# TASK INPUTS:
--------------------------------------------------

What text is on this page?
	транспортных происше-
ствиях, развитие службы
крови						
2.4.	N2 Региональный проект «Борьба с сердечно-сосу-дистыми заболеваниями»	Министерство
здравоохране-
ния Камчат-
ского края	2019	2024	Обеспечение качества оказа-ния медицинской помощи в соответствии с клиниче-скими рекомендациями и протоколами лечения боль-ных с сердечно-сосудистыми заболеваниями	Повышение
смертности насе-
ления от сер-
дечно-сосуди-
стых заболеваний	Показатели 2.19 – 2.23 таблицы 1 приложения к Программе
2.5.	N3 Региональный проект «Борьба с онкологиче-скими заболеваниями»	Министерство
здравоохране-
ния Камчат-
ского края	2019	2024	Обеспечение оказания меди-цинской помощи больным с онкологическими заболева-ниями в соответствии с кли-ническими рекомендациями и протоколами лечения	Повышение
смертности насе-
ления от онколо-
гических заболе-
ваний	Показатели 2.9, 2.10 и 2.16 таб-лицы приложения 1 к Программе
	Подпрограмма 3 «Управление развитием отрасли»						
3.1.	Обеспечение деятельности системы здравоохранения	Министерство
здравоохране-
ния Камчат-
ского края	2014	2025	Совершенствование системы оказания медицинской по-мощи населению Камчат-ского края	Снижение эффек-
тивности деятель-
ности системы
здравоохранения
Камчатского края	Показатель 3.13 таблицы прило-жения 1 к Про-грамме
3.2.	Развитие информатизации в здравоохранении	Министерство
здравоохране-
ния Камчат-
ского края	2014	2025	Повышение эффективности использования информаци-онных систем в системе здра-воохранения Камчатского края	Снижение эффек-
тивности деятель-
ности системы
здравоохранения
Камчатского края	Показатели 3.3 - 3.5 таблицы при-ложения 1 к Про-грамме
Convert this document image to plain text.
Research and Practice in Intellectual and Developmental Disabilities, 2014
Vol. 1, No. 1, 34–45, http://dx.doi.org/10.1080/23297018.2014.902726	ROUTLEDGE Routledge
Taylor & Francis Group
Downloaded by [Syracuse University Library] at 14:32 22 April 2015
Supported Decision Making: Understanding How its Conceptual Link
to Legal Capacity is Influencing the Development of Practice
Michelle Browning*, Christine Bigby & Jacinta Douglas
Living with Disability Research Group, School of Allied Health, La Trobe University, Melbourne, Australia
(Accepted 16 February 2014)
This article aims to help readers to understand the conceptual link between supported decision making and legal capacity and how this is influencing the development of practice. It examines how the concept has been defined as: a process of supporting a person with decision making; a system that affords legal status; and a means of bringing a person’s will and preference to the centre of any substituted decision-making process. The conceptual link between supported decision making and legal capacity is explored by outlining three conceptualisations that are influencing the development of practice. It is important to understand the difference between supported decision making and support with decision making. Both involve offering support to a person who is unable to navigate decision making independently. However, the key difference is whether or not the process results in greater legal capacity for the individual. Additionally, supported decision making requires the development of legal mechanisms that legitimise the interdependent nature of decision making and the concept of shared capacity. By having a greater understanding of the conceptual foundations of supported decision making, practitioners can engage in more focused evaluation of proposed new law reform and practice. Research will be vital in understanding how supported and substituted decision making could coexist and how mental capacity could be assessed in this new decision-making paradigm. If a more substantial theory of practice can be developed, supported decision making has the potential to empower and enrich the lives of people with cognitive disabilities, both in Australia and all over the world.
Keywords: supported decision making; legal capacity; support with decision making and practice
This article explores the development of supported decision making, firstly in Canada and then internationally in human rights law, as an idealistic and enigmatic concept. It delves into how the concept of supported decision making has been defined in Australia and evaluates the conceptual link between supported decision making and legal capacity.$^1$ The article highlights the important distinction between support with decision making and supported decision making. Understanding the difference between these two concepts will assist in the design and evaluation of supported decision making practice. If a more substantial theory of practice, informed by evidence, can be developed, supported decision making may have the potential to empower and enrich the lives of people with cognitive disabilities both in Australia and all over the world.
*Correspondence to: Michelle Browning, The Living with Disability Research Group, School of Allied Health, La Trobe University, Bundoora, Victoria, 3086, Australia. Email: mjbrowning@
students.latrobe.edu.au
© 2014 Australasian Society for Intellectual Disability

--------------------------------------------------

# WRITTEN EXERCISE:
Only the number is needed here: how many lines of the records contain "Browning"?

# WRITTEN RESPONSE:
2